* **Request**:
Among the records that follow, count the lines with the string "name"; report only that count.

┌────────

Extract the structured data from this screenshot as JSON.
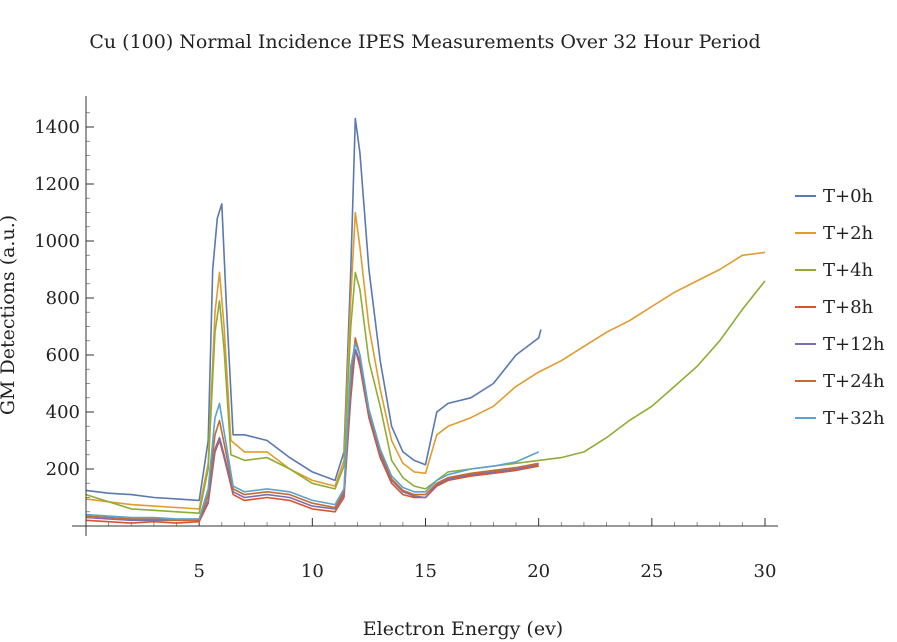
{
  "chart_data": {
    "type": "line",
    "title": "Cu (100) Normal Incidence IPES Measurements Over 32 Hour Period",
    "xlabel": "Electron Energy (ev)",
    "ylabel": "GM Detections (a.u.)",
    "xlim": [
      0,
      31
    ],
    "ylim": [
      -50,
      1500
    ],
    "xticks": [
      5,
      10,
      15,
      20,
      25,
      30
    ],
    "yticks": [
      200,
      400,
      600,
      800,
      1000,
      1200,
      1400
    ],
    "grid": false,
    "legend_position": "right",
    "series": [
      {
        "name": "T+0h",
        "color": "#5a78b1",
        "points": [
          [
            0,
            125
          ],
          [
            1,
            115
          ],
          [
            2,
            110
          ],
          [
            3,
            100
          ],
          [
            4,
            95
          ],
          [
            5,
            90
          ],
          [
            5.4,
            300
          ],
          [
            5.6,
            900
          ],
          [
            5.8,
            1080
          ],
          [
            6,
            1130
          ],
          [
            6.2,
            780
          ],
          [
            6.5,
            320
          ],
          [
            7,
            320
          ],
          [
            8,
            300
          ],
          [
            9,
            240
          ],
          [
            10,
            190
          ],
          [
            11,
            160
          ],
          [
            11.4,
            260
          ],
          [
            11.7,
            900
          ],
          [
            11.9,
            1430
          ],
          [
            12.1,
            1310
          ],
          [
            12.5,
            900
          ],
          [
            13,
            580
          ],
          [
            13.5,
            350
          ],
          [
            14,
            260
          ],
          [
            14.5,
            230
          ],
          [
            15,
            215
          ],
          [
            15.5,
            400
          ],
          [
            16,
            430
          ],
          [
            17,
            450
          ],
          [
            18,
            500
          ],
          [
            19,
            600
          ],
          [
            20,
            660
          ],
          [
            20.1,
            690
          ]
        ]
      },
      {
        "name": "T+2h",
        "color": "#e29b2e",
        "points": [
          [
            0,
            95
          ],
          [
            1,
            85
          ],
          [
            2,
            75
          ],
          [
            3,
            70
          ],
          [
            4,
            65
          ],
          [
            5,
            60
          ],
          [
            5.4,
            220
          ],
          [
            5.7,
            750
          ],
          [
            5.9,
            890
          ],
          [
            6.1,
            700
          ],
          [
            6.4,
            300
          ],
          [
            7,
            260
          ],
          [
            8,
            260
          ],
          [
            9,
            200
          ],
          [
            10,
            160
          ],
          [
            11,
            140
          ],
          [
            11.4,
            230
          ],
          [
            11.7,
            800
          ],
          [
            11.9,
            1100
          ],
          [
            12.1,
            980
          ],
          [
            12.5,
            700
          ],
          [
            13,
            480
          ],
          [
            13.5,
            300
          ],
          [
            14,
            220
          ],
          [
            14.5,
            190
          ],
          [
            15,
            185
          ],
          [
            15.5,
            320
          ],
          [
            16,
            350
          ],
          [
            17,
            380
          ],
          [
            18,
            420
          ],
          [
            19,
            490
          ],
          [
            20,
            540
          ],
          [
            21,
            580
          ],
          [
            22,
            630
          ],
          [
            23,
            680
          ],
          [
            24,
            720
          ],
          [
            25,
            770
          ],
          [
            26,
            820
          ],
          [
            27,
            860
          ],
          [
            28,
            900
          ],
          [
            29,
            950
          ],
          [
            30,
            960
          ]
        ]
      },
      {
        "name": "T+4h",
        "color": "#8fad34",
        "points": [
          [
            0,
            110
          ],
          [
            1,
            85
          ],
          [
            2,
            60
          ],
          [
            3,
            55
          ],
          [
            4,
            50
          ],
          [
            5,
            45
          ],
          [
            5.4,
            200
          ],
          [
            5.7,
            680
          ],
          [
            5.9,
            790
          ],
          [
            6.1,
            620
          ],
          [
            6.4,
            250
          ],
          [
            7,
            230
          ],
          [
            8,
            240
          ],
          [
            9,
            200
          ],
          [
            10,
            150
          ],
          [
            11,
            130
          ],
          [
            11.4,
            210
          ],
          [
            11.7,
            700
          ],
          [
            11.9,
            890
          ],
          [
            12.1,
            830
          ],
          [
            12.5,
            580
          ],
          [
            13,
            420
          ],
          [
            13.5,
            230
          ],
          [
            14,
            170
          ],
          [
            14.5,
            140
          ],
          [
            15,
            130
          ],
          [
            15.5,
            160
          ],
          [
            16,
            190
          ],
          [
            17,
            200
          ],
          [
            18,
            210
          ],
          [
            19,
            220
          ],
          [
            20,
            230
          ],
          [
            21,
            240
          ],
          [
            22,
            260
          ],
          [
            23,
            310
          ],
          [
            24,
            370
          ],
          [
            25,
            420
          ],
          [
            26,
            490
          ],
          [
            27,
            560
          ],
          [
            28,
            650
          ],
          [
            29,
            760
          ],
          [
            30,
            860
          ]
        ]
      },
      {
        "name": "T+8h",
        "color": "#d9542e",
        "points": [
          [
            0,
            20
          ],
          [
            1,
            15
          ],
          [
            2,
            10
          ],
          [
            3,
            15
          ],
          [
            4,
            10
          ],
          [
            5,
            15
          ],
          [
            5.4,
            80
          ],
          [
            5.7,
            260
          ],
          [
            5.9,
            300
          ],
          [
            6.1,
            240
          ],
          [
            6.5,
            110
          ],
          [
            7,
            90
          ],
          [
            8,
            100
          ],
          [
            9,
            90
          ],
          [
            10,
            60
          ],
          [
            11,
            50
          ],
          [
            11.4,
            100
          ],
          [
            11.7,
            450
          ],
          [
            11.9,
            620
          ],
          [
            12.1,
            560
          ],
          [
            12.5,
            380
          ],
          [
            13,
            240
          ],
          [
            13.5,
            150
          ],
          [
            14,
            110
          ],
          [
            14.5,
            100
          ],
          [
            15,
            100
          ],
          [
            15.5,
            140
          ],
          [
            16,
            160
          ],
          [
            17,
            175
          ],
          [
            18,
            185
          ],
          [
            19,
            195
          ],
          [
            20,
            210
          ]
        ]
      },
      {
        "name": "T+12h",
        "color": "#7c6fb0",
        "points": [
          [
            0,
            30
          ],
          [
            1,
            25
          ],
          [
            2,
            20
          ],
          [
            3,
            20
          ],
          [
            4,
            20
          ],
          [
            5,
            20
          ],
          [
            5.4,
            90
          ],
          [
            5.7,
            270
          ],
          [
            5.9,
            310
          ],
          [
            6.1,
            250
          ],
          [
            6.5,
            120
          ],
          [
            7,
            100
          ],
          [
            8,
            110
          ],
          [
            9,
            100
          ],
          [
            10,
            70
          ],
          [
            11,
            60
          ],
          [
            11.4,
            110
          ],
          [
            11.7,
            480
          ],
          [
            11.9,
            620
          ],
          [
            12.1,
            580
          ],
          [
            12.5,
            390
          ],
          [
            13,
            250
          ],
          [
            13.5,
            160
          ],
          [
            14,
            120
          ],
          [
            14.5,
            105
          ],
          [
            15,
            100
          ],
          [
            15.5,
            145
          ],
          [
            16,
            165
          ],
          [
            17,
            180
          ],
          [
            18,
            190
          ],
          [
            19,
            200
          ],
          [
            20,
            215
          ]
        ]
      },
      {
        "name": "T+24h",
        "color": "#c86b2a",
        "points": [
          [
            0,
            35
          ],
          [
            1,
            30
          ],
          [
            2,
            25
          ],
          [
            3,
            25
          ],
          [
            4,
            20
          ],
          [
            5,
            20
          ],
          [
            5.4,
            110
          ],
          [
            5.7,
            320
          ],
          [
            5.9,
            370
          ],
          [
            6.1,
            290
          ],
          [
            6.5,
            130
          ],
          [
            7,
            110
          ],
          [
            8,
            120
          ],
          [
            9,
            110
          ],
          [
            10,
            80
          ],
          [
            11,
            65
          ],
          [
            11.4,
            120
          ],
          [
            11.7,
            520
          ],
          [
            11.9,
            660
          ],
          [
            12.1,
            600
          ],
          [
            12.5,
            400
          ],
          [
            13,
            260
          ],
          [
            13.5,
            165
          ],
          [
            14,
            125
          ],
          [
            14.5,
            110
          ],
          [
            15,
            110
          ],
          [
            15.5,
            150
          ],
          [
            16,
            170
          ],
          [
            17,
            185
          ],
          [
            18,
            195
          ],
          [
            19,
            205
          ],
          [
            20,
            220
          ]
        ]
      },
      {
        "name": "T+32h",
        "color": "#5ba3d0",
        "points": [
          [
            0,
            40
          ],
          [
            1,
            35
          ],
          [
            2,
            30
          ],
          [
            3,
            30
          ],
          [
            4,
            25
          ],
          [
            5,
            25
          ],
          [
            5.4,
            130
          ],
          [
            5.7,
            380
          ],
          [
            5.9,
            430
          ],
          [
            6.1,
            330
          ],
          [
            6.5,
            140
          ],
          [
            7,
            120
          ],
          [
            8,
            130
          ],
          [
            9,
            120
          ],
          [
            10,
            90
          ],
          [
            11,
            75
          ],
          [
            11.4,
            130
          ],
          [
            11.7,
            560
          ],
          [
            11.9,
            640
          ],
          [
            12.1,
            600
          ],
          [
            12.5,
            410
          ],
          [
            13,
            270
          ],
          [
            13.5,
            175
          ],
          [
            14,
            135
          ],
          [
            14.5,
            120
          ],
          [
            15,
            120
          ],
          [
            15.5,
            160
          ],
          [
            16,
            180
          ],
          [
            17,
            200
          ],
          [
            18,
            210
          ],
          [
            19,
            225
          ],
          [
            20,
            260
          ]
        ]
      }
    ]
  }
}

└────────

* **Output**:
7